----- Records to use -----

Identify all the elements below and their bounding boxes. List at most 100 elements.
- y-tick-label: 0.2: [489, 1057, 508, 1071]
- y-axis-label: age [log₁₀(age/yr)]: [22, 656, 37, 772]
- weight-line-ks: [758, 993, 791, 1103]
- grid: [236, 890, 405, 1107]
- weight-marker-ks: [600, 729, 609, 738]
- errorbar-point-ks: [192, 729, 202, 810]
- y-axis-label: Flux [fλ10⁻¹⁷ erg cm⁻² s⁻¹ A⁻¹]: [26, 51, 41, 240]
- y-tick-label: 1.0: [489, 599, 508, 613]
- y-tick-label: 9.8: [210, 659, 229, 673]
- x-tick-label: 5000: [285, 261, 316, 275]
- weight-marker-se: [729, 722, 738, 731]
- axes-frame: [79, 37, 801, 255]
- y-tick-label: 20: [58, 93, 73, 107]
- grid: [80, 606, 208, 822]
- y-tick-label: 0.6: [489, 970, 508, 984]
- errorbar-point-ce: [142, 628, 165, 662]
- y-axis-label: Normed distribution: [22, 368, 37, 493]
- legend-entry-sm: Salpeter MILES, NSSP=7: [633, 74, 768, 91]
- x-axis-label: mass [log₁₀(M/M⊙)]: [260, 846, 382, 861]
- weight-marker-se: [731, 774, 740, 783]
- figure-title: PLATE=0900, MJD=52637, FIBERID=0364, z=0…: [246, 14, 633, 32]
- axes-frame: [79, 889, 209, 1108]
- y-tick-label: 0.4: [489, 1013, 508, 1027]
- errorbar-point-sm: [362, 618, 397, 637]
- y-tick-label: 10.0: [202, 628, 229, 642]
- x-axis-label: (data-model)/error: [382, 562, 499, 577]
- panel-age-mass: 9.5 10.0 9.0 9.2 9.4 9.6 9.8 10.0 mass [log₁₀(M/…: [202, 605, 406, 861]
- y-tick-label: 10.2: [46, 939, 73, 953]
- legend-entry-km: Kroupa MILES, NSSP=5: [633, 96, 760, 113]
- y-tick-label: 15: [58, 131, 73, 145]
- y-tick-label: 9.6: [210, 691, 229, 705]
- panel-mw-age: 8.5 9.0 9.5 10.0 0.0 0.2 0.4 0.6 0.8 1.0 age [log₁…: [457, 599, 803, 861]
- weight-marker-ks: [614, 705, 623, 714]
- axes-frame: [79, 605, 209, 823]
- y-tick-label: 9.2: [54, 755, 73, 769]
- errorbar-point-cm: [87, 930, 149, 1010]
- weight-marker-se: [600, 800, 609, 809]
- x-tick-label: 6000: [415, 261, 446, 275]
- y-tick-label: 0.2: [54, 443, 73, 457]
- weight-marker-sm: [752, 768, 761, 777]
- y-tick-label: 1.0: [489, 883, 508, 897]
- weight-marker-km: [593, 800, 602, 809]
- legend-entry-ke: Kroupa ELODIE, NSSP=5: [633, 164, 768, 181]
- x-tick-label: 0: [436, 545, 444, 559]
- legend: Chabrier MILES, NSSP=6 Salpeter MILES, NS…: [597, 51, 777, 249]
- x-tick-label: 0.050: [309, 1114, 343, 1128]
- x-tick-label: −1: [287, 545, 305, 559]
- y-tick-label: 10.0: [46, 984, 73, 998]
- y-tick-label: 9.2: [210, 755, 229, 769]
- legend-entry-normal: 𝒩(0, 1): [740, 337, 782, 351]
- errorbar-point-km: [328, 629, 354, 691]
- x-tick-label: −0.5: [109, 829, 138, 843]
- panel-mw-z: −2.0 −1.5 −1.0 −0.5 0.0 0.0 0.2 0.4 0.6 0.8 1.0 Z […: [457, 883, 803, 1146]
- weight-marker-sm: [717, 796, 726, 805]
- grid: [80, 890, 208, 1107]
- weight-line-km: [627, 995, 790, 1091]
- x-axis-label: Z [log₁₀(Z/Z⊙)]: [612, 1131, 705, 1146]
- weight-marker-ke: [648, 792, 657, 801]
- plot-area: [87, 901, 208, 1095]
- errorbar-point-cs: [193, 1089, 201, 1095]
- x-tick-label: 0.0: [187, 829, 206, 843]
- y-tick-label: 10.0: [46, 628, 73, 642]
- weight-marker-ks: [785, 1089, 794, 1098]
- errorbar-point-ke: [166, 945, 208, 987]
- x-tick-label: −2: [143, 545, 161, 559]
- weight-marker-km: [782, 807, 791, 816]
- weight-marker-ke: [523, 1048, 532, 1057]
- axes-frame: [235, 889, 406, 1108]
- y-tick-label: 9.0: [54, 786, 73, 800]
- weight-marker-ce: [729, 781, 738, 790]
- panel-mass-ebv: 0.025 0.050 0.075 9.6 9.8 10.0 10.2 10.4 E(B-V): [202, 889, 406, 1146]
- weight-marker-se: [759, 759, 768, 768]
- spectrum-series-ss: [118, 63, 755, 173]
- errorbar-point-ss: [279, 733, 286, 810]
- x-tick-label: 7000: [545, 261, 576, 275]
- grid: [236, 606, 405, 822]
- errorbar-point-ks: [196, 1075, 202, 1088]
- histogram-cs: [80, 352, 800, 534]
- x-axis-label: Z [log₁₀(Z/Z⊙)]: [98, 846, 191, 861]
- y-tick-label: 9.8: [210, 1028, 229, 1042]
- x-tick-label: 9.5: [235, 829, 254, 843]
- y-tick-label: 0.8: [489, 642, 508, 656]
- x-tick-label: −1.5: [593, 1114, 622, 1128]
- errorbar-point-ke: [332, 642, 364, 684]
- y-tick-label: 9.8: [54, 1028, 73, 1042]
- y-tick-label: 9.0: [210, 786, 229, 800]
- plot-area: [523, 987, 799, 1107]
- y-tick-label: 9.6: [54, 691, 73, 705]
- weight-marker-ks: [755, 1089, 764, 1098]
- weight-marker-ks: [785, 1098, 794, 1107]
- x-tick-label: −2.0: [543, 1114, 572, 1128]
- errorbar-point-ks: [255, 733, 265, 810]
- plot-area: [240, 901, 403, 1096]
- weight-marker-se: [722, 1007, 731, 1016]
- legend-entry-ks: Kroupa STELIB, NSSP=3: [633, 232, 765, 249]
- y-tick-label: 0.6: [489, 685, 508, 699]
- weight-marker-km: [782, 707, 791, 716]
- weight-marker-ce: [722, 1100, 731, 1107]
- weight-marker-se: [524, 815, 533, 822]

-----

■ Written request:
Please give the lines from the first one through the line holding "14, 633, 32]", inclusive, again with "grid" swapped for "mesh" and everything else left unchanged.

■ Result for this exercise:
Identify all the elements below and their bounding boxes. List at most 100 elements.
- y-tick-label: 0.2: [489, 1057, 508, 1071]
- y-axis-label: age [log₁₀(age/yr)]: [22, 656, 37, 772]
- weight-line-ks: [758, 993, 791, 1103]
- mesh: [236, 890, 405, 1107]
- weight-marker-ks: [600, 729, 609, 738]
- errorbar-point-ks: [192, 729, 202, 810]
- y-axis-label: Flux [fλ10⁻¹⁷ erg cm⁻² s⁻¹ A⁻¹]: [26, 51, 41, 240]
- y-tick-label: 1.0: [489, 599, 508, 613]
- y-tick-label: 9.8: [210, 659, 229, 673]
- x-tick-label: 5000: [285, 261, 316, 275]
- weight-marker-se: [729, 722, 738, 731]
- axes-frame: [79, 37, 801, 255]
- y-tick-label: 20: [58, 93, 73, 107]
- mesh: [80, 606, 208, 822]
- y-tick-label: 0.6: [489, 970, 508, 984]
- errorbar-point-ce: [142, 628, 165, 662]
- y-axis-label: Normed distribution: [22, 368, 37, 493]
- legend-entry-sm: Salpeter MILES, NSSP=7: [633, 74, 768, 91]
- x-axis-label: mass [log₁₀(M/M⊙)]: [260, 846, 382, 861]
- weight-marker-se: [731, 774, 740, 783]
- figure-title: PLATE=0900, MJD=52637, FIBERID=0364, z=0…: [246, 14, 633, 32]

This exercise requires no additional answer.